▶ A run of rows

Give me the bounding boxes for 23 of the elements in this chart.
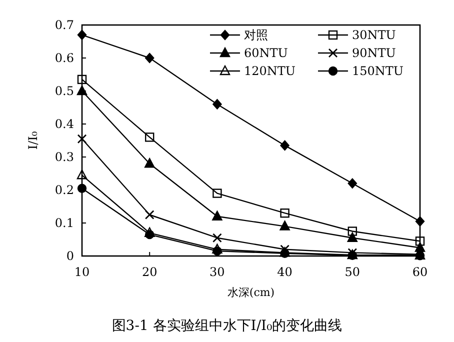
legend-label: 对照 (244, 28, 268, 42)
legend-label: 150NTU (352, 64, 404, 78)
x-tick-label: 10 (74, 265, 90, 279)
x-tick-label: 60 (412, 265, 428, 279)
legend-label: 120NTU (244, 64, 296, 78)
x-tick-label: 50 (344, 265, 360, 279)
text: 图3-1 各实验组中水下I/I₀的变化曲线 (112, 318, 342, 334)
legend-label: 30NTU (352, 28, 396, 42)
y-axis-title: I/I₀ (26, 131, 40, 150)
y-tick-label: 0.5 (54, 84, 74, 98)
y-tick-label: 0.7 (54, 18, 74, 32)
legend-label: 90NTU (352, 46, 396, 60)
y-tick-label: 0.4 (54, 117, 74, 132)
x-tick-label: 20 (142, 265, 158, 279)
x-axis-title: 水深(cm) (227, 286, 275, 299)
y-tick-label: 0 (66, 249, 74, 264)
y-tick-label: 0.2 (54, 183, 74, 198)
y-tick-label: 0.6 (54, 51, 74, 66)
y-tick-label: 0.3 (54, 150, 74, 164)
y-tick-label: 0.1 (54, 216, 74, 230)
x-tick-label: 40 (277, 265, 292, 279)
x-tick-label: 30 (210, 265, 225, 279)
legend-label: 60NTU (244, 46, 288, 60)
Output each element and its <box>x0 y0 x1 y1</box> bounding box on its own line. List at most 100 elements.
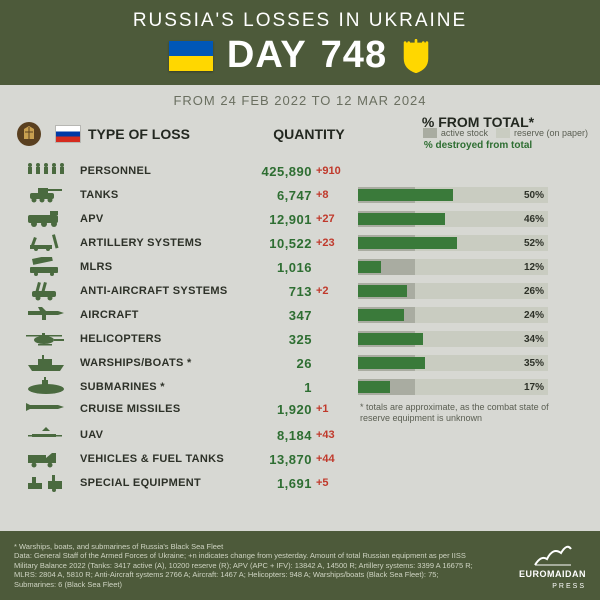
day-number: 748 <box>321 34 387 77</box>
pct-bar: 46% <box>358 211 548 227</box>
row-label: ANTI-AIRCRAFT SYSTEMS <box>80 285 248 297</box>
table: TYPE OF LOSS QUANTITY % FROM TOTAL* acti… <box>0 112 600 531</box>
row-quantity: 347 <box>252 308 312 323</box>
row-delta: +2 <box>316 285 354 297</box>
table-header-row: TYPE OF LOSS QUANTITY % FROM TOTAL* acti… <box>16 112 584 159</box>
table-row: HELICOPTERS 325 34% <box>16 327 584 351</box>
legend-reserve-swatch <box>496 128 510 138</box>
row-quantity: 713 <box>252 284 312 299</box>
legend-reserve-label: reserve (on paper) <box>514 128 588 138</box>
footer-text: * Warships, boats, and submarines of Rus… <box>14 542 474 589</box>
ship-icon <box>16 353 76 373</box>
pct-value: 46% <box>524 211 544 227</box>
row-label: HELICOPTERS <box>80 333 248 345</box>
missile-icon <box>16 399 76 419</box>
brand-name: EUROMAIDAN <box>519 569 586 579</box>
pct-bar: 26% <box>358 283 548 299</box>
aircraft-icon <box>16 305 76 325</box>
row-quantity: 13,870 <box>252 452 312 467</box>
pct-bar: 34% <box>358 331 548 347</box>
row-label: MLRS <box>80 261 248 273</box>
heli-icon <box>16 329 76 349</box>
main-title: RUSSIA'S LOSSES IN UKRAINE <box>0 10 600 32</box>
pct-value: 12% <box>524 259 544 275</box>
apv-icon <box>16 209 76 229</box>
pct-bar: 24% <box>358 307 548 323</box>
personnel-icon <box>16 161 76 181</box>
row-delta: +43 <box>316 429 354 441</box>
tank-icon <box>16 185 76 205</box>
pct-value: 34% <box>524 331 544 347</box>
row-label: CRUISE MISSILES <box>80 403 248 415</box>
table-row: MLRS 1,016 12% <box>16 255 584 279</box>
row-quantity: 26 <box>252 356 312 371</box>
pct-value: 17% <box>524 379 544 395</box>
pct-bar: 17% <box>358 379 548 395</box>
row-quantity: 6,747 <box>252 188 312 203</box>
trident-icon <box>401 39 431 73</box>
row-delta: +44 <box>316 453 354 465</box>
pct-bar: 52% <box>358 235 548 251</box>
brand-sub: PRESS <box>552 583 586 590</box>
legend-active-label: active stock <box>441 128 488 138</box>
table-row: WARSHIPS/BOATS * 26 35% <box>16 351 584 375</box>
row-delta: +23 <box>316 237 354 249</box>
table-row: SPECIAL EQUIPMENT 1,691 +5 <box>16 471 584 495</box>
pct-value: 26% <box>524 283 544 299</box>
logo-icon <box>533 539 573 567</box>
pct-bar: 50% <box>358 187 548 203</box>
row-delta: +910 <box>316 165 354 177</box>
table-row: ANTI-AIRCRAFT SYSTEMS 713 +2 26% <box>16 279 584 303</box>
table-row: APV 12,901 +27 46% <box>16 207 584 231</box>
pct-bar: 12% <box>358 259 548 275</box>
pct-value: 52% <box>524 235 544 251</box>
row-label: PERSONNEL <box>80 165 248 177</box>
brand-logo: EUROMAIDAN PRESS <box>519 539 586 592</box>
row-quantity: 1,920 <box>252 402 312 417</box>
row-label: UAV <box>80 429 248 441</box>
row-label: SUBMARINES * <box>80 381 248 393</box>
table-row: ARTILLERY SYSTEMS 10,522 +23 52% <box>16 231 584 255</box>
footer: * Warships, boats, and submarines of Rus… <box>0 531 600 600</box>
special-icon <box>16 473 76 493</box>
col-header-quantity: QUANTITY <box>254 126 364 142</box>
row-label: SPECIAL EQUIPMENT <box>80 477 248 489</box>
row-quantity: 12,901 <box>252 212 312 227</box>
row-quantity: 8,184 <box>252 428 312 443</box>
uav-icon <box>16 425 76 445</box>
legend: active stock reserve (on paper) <box>368 128 588 138</box>
table-body: PERSONNEL 425,890 +910 TANKS 6,747 +8 50… <box>16 159 584 495</box>
table-row: AIRCRAFT 347 24% <box>16 303 584 327</box>
pct-value: 35% <box>524 355 544 371</box>
artillery-icon <box>16 233 76 253</box>
legend-destroyed-label: % destroyed from total <box>368 140 588 151</box>
row-label: VEHICLES & FUEL TANKS <box>80 453 248 465</box>
row-delta: +8 <box>316 189 354 201</box>
row-quantity: 1 <box>252 380 312 395</box>
date-range: FROM 24 FEB 2022 TO 12 MAR 2024 <box>0 85 600 112</box>
row-quantity: 10,522 <box>252 236 312 251</box>
row-quantity: 1,016 <box>252 260 312 275</box>
truck-icon <box>16 449 76 469</box>
side-note: * totals are approximate, as the combat … <box>358 402 580 424</box>
row-delta: +27 <box>316 213 354 225</box>
day-prefix: DAY <box>227 34 307 77</box>
sub-icon <box>16 377 76 397</box>
table-row: PERSONNEL 425,890 +910 <box>16 159 584 183</box>
russia-emblem-icon <box>16 121 42 147</box>
infographic-card: RUSSIA'S LOSSES IN UKRAINE DAY 748 FROM … <box>0 0 600 600</box>
ukraine-flag-icon <box>169 41 213 71</box>
russia-flag-icon <box>56 126 80 142</box>
legend-active-swatch <box>423 128 437 138</box>
table-row: CRUISE MISSILES 1,920 +1 * totals are ap… <box>16 399 584 423</box>
pct-value: 24% <box>524 307 544 323</box>
pct-value: 50% <box>524 187 544 203</box>
day-line: DAY 748 <box>0 34 600 77</box>
row-quantity: 425,890 <box>252 164 312 179</box>
row-label: TANKS <box>80 189 248 201</box>
row-label: ARTILLERY SYSTEMS <box>80 237 248 249</box>
aa-icon <box>16 281 76 301</box>
row-label: APV <box>80 213 248 225</box>
header: RUSSIA'S LOSSES IN UKRAINE DAY 748 <box>0 0 600 85</box>
mlrs-icon <box>16 257 76 277</box>
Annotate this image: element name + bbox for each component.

▶ TASK BRIEF
Update all the rows above so that "bounding boxes" becomes "box coordinates" wherever it appears, with every other part left the same. Leave the pictures out of your answer.

▶ RESPONSE FOR THIS EXERCISE
Give me the box coordinates for 23 of the elements in this chart.
legend-label: 对照 (244, 28, 268, 42)
legend-label: 150NTU (352, 64, 404, 78)
x-tick-label: 10 (74, 265, 90, 279)
x-tick-label: 60 (412, 265, 428, 279)
legend-label: 120NTU (244, 64, 296, 78)
x-tick-label: 50 (344, 265, 360, 279)
text: 图3-1 各实验组中水下I/I₀的变化曲线 (112, 318, 342, 334)
legend-label: 30NTU (352, 28, 396, 42)
y-axis-title: I/I₀ (26, 131, 40, 150)
y-tick-label: 0.5 (54, 84, 74, 98)
y-tick-label: 0.7 (54, 18, 74, 32)
legend-label: 90NTU (352, 46, 396, 60)
y-tick-label: 0.4 (54, 117, 74, 132)
x-tick-label: 20 (142, 265, 158, 279)
x-axis-title: 水深(cm) (227, 286, 275, 299)
y-tick-label: 0 (66, 249, 74, 264)
y-tick-label: 0.2 (54, 183, 74, 198)
y-tick-label: 0.6 (54, 51, 74, 66)
y-tick-label: 0.3 (54, 150, 74, 164)
y-tick-label: 0.1 (54, 216, 74, 230)
x-tick-label: 40 (277, 265, 292, 279)
x-tick-label: 30 (210, 265, 225, 279)
legend-label: 60NTU (244, 46, 288, 60)
Output each element and its <box>x0 y0 x1 y1</box> bounding box on its own line. List at most 100 elements.
day-number: 748 <box>321 34 387 77</box>
pct-bar: 46% <box>358 211 548 227</box>
row-label: ANTI-AIRCRAFT SYSTEMS <box>80 285 248 297</box>
table: TYPE OF LOSS QUANTITY % FROM TOTAL* acti… <box>0 112 600 531</box>
row-quantity: 347 <box>252 308 312 323</box>
row-delta: +2 <box>316 285 354 297</box>
table-header-row: TYPE OF LOSS QUANTITY % FROM TOTAL* acti… <box>16 112 584 159</box>
table-row: HELICOPTERS 325 34% <box>16 327 584 351</box>
legend-reserve-swatch <box>496 128 510 138</box>
row-quantity: 713 <box>252 284 312 299</box>
legend-reserve-label: reserve (on paper) <box>514 128 588 138</box>
footer-text: * Warships, boats, and submarines of Rus… <box>14 542 474 589</box>
ship-icon <box>16 353 76 373</box>
pct-value: 46% <box>524 211 544 227</box>
row-label: HELICOPTERS <box>80 333 248 345</box>
missile-icon <box>16 399 76 419</box>
brand-name: EUROMAIDAN <box>519 569 586 579</box>
pct-bar: 26% <box>358 283 548 299</box>
aircraft-icon <box>16 305 76 325</box>
row-quantity: 13,870 <box>252 452 312 467</box>
pct-bar: 34% <box>358 331 548 347</box>
row-label: MLRS <box>80 261 248 273</box>
heli-icon <box>16 329 76 349</box>
main-title: RUSSIA'S LOSSES IN UKRAINE <box>0 10 600 32</box>
pct-value: 12% <box>524 259 544 275</box>
apv-icon <box>16 209 76 229</box>
pct-bar: 24% <box>358 307 548 323</box>
personnel-icon <box>16 161 76 181</box>
row-delta: +43 <box>316 429 354 441</box>
tank-icon <box>16 185 76 205</box>
pct-value: 34% <box>524 331 544 347</box>
row-label: CRUISE MISSILES <box>80 403 248 415</box>
table-row: MLRS 1,016 12% <box>16 255 584 279</box>
row-quantity: 26 <box>252 356 312 371</box>
pct-value: 17% <box>524 379 544 395</box>
pct-bar: 17% <box>358 379 548 395</box>
row-quantity: 6,747 <box>252 188 312 203</box>
trident-icon <box>401 39 431 73</box>
row-delta: +44 <box>316 453 354 465</box>
pct-bar: 52% <box>358 235 548 251</box>
brand-sub: PRESS <box>552 583 586 590</box>
legend-active-label: active stock <box>441 128 488 138</box>
table-row: WARSHIPS/BOATS * 26 35% <box>16 351 584 375</box>
row-delta: +23 <box>316 237 354 249</box>
table-row: SPECIAL EQUIPMENT 1,691 +5 <box>16 471 584 495</box>
pct-value: 26% <box>524 283 544 299</box>
logo-icon <box>533 539 573 567</box>
pct-bar: 50% <box>358 187 548 203</box>
row-delta: +910 <box>316 165 354 177</box>
table-row: ANTI-AIRCRAFT SYSTEMS 713 +2 26% <box>16 279 584 303</box>
table-row: APV 12,901 +27 46% <box>16 207 584 231</box>
pct-bar: 12% <box>358 259 548 275</box>
pct-value: 52% <box>524 235 544 251</box>
row-label: PERSONNEL <box>80 165 248 177</box>
brand-logo: EUROMAIDAN PRESS <box>519 539 586 592</box>
row-quantity: 1,920 <box>252 402 312 417</box>
row-label: UAV <box>80 429 248 441</box>
row-label: SUBMARINES * <box>80 381 248 393</box>
table-row: ARTILLERY SYSTEMS 10,522 +23 52% <box>16 231 584 255</box>
footer: * Warships, boats, and submarines of Rus… <box>0 531 600 600</box>
special-icon <box>16 473 76 493</box>
col-header-quantity: QUANTITY <box>254 126 364 142</box>
row-label: SPECIAL EQUIPMENT <box>80 477 248 489</box>
row-quantity: 12,901 <box>252 212 312 227</box>
row-quantity: 8,184 <box>252 428 312 443</box>
uav-icon <box>16 425 76 445</box>
legend: active stock reserve (on paper) <box>368 128 588 138</box>
table-body: PERSONNEL 425,890 +910 TANKS 6,747 +8 50… <box>16 159 584 495</box>
table-row: AIRCRAFT 347 24% <box>16 303 584 327</box>
pct-value: 35% <box>524 355 544 371</box>
artillery-icon <box>16 233 76 253</box>
legend-destroyed-label: % destroyed from total <box>368 140 588 151</box>
row-label: VEHICLES & FUEL TANKS <box>80 453 248 465</box>
row-delta: +8 <box>316 189 354 201</box>
row-quantity: 1 <box>252 380 312 395</box>
date-range: FROM 24 FEB 2022 TO 12 MAR 2024 <box>0 85 600 112</box>
row-quantity: 10,522 <box>252 236 312 251</box>
row-quantity: 1,016 <box>252 260 312 275</box>
truck-icon <box>16 449 76 469</box>
side-note: * totals are approximate, as the combat … <box>358 402 580 424</box>
row-delta: +27 <box>316 213 354 225</box>
day-prefix: DAY <box>227 34 307 77</box>
sub-icon <box>16 377 76 397</box>
table-row: PERSONNEL 425,890 +910 <box>16 159 584 183</box>
russia-emblem-icon <box>16 121 42 147</box>
infographic-card: RUSSIA'S LOSSES IN UKRAINE DAY 748 FROM … <box>0 0 600 600</box>
ukraine-flag-icon <box>169 41 213 71</box>
russia-flag-icon <box>56 126 80 142</box>
legend-active-swatch <box>423 128 437 138</box>
table-row: CRUISE MISSILES 1,920 +1 * totals are ap… <box>16 399 584 423</box>
pct-value: 24% <box>524 307 544 323</box>
pct-value: 50% <box>524 187 544 203</box>
day-line: DAY 748 <box>0 34 600 77</box>
row-quantity: 425,890 <box>252 164 312 179</box>
row-label: TANKS <box>80 189 248 201</box>
row-label: ARTILLERY SYSTEMS <box>80 237 248 249</box>
aa-icon <box>16 281 76 301</box>
row-label: APV <box>80 213 248 225</box>
header: RUSSIA'S LOSSES IN UKRAINE DAY 748 <box>0 0 600 85</box>
mlrs-icon <box>16 257 76 277</box>
Annotate this image: element name + bbox for each component.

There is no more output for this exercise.